▸ Stated task
Copy the lines below word for word, and omit the pictures from your answer.

# The input start

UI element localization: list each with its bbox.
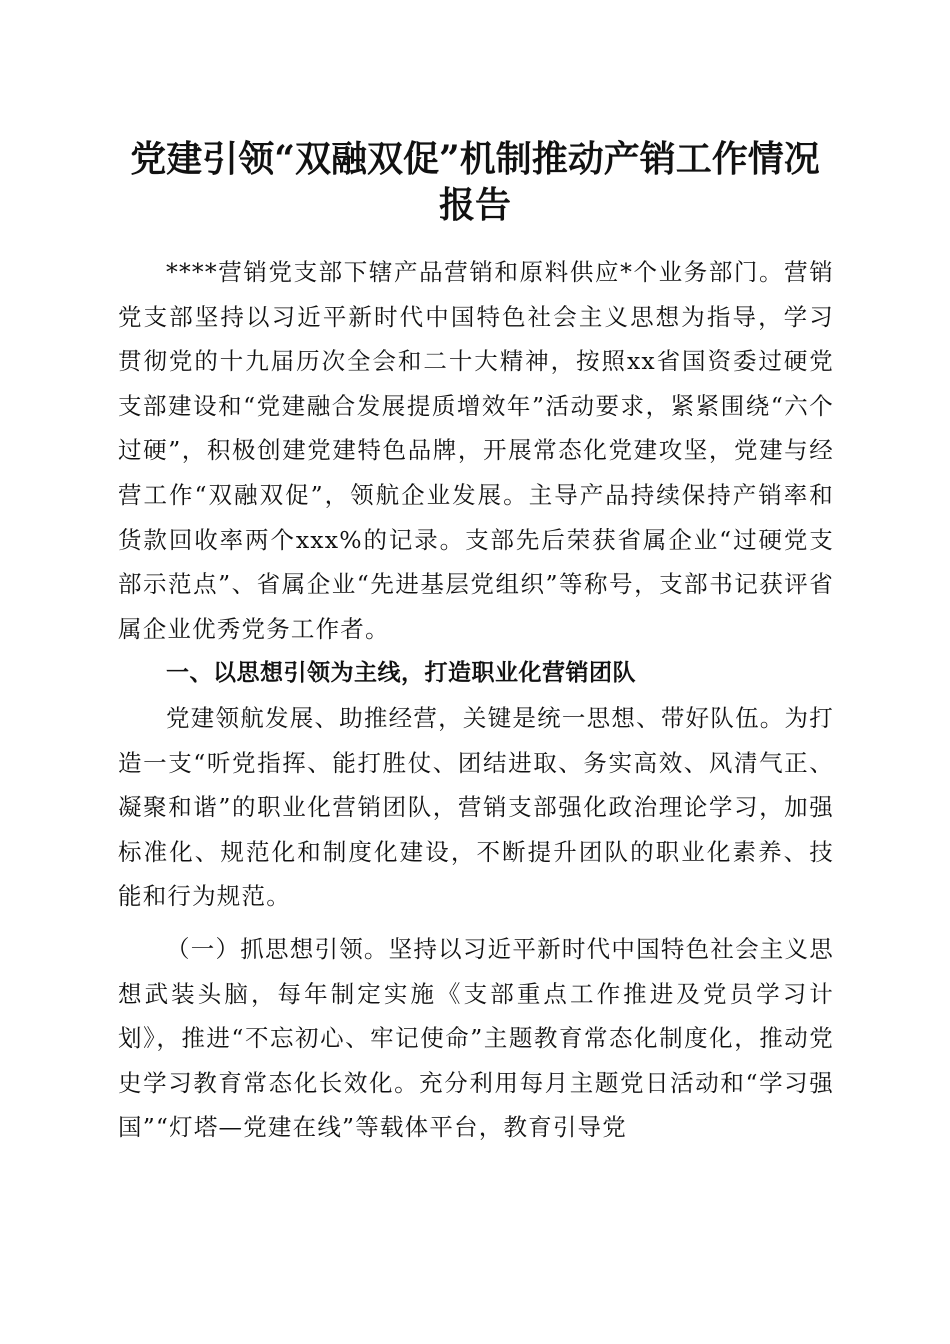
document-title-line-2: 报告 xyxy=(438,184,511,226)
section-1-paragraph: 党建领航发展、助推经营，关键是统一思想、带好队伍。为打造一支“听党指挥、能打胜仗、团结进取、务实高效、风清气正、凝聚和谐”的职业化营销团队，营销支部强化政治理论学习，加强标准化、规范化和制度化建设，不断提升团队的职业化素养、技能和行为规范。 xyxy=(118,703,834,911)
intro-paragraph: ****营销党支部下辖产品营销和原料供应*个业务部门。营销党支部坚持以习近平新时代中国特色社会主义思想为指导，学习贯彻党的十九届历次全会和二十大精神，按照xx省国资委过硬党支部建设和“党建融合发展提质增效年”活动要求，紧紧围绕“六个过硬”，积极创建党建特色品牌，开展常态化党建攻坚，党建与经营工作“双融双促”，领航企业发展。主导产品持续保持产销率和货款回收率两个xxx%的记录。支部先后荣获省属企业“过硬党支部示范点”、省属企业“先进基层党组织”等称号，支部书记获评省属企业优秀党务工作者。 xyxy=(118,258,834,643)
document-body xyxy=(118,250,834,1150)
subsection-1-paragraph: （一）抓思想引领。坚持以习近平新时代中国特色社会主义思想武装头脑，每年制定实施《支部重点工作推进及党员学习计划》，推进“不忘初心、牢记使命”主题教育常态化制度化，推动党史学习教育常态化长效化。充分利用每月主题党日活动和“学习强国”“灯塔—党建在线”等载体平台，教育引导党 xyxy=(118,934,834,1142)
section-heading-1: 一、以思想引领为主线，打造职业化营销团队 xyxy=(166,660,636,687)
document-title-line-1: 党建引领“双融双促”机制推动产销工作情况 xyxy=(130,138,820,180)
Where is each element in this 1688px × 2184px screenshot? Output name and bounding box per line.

# The input end

▸ Written solution
UI element localization: list each with its bbox.
document-title-line-2: 报告 xyxy=(438,184,511,226)
section-1-paragraph: 党建领航发展、助推经营，关键是统一思想、带好队伍。为打造一支“听党指挥、能打胜仗、团结进取、务实高效、风清气正、凝聚和谐”的职业化营销团队，营销支部强化政治理论学习，加强标准化、规范化和制度化建设，不断提升团队的职业化素养、技能和行为规范。 xyxy=(118,703,834,911)
intro-paragraph: ****营销党支部下辖产品营销和原料供应*个业务部门。营销党支部坚持以习近平新时代中国特色社会主义思想为指导，学习贯彻党的十九届历次全会和二十大精神，按照xx省国资委过硬党支部建设和“党建融合发展提质增效年”活动要求，紧紧围绕“六个过硬”，积极创建党建特色品牌，开展常态化党建攻坚，党建与经营工作“双融双促”，领航企业发展。主导产品持续保持产销率和货款回收率两个xxx%的记录。支部先后荣获省属企业“过硬党支部示范点”、省属企业“先进基层党组织”等称号，支部书记获评省属企业优秀党务工作者。 xyxy=(118,258,834,643)
document-body xyxy=(118,250,834,1150)
subsection-1-paragraph: （一）抓思想引领。坚持以习近平新时代中国特色社会主义思想武装头脑，每年制定实施《支部重点工作推进及党员学习计划》，推进“不忘初心、牢记使命”主题教育常态化制度化，推动党史学习教育常态化长效化。充分利用每月主题党日活动和“学习强国”“灯塔—党建在线”等载体平台，教育引导党 xyxy=(118,934,834,1142)
section-heading-1: 一、以思想引领为主线，打造职业化营销团队 xyxy=(166,660,636,687)
document-title-line-1: 党建引领“双融双促”机制推动产销工作情况 xyxy=(130,138,820,180)
Where is each element in this 1688px × 2184px screenshot? Output name and bounding box per line.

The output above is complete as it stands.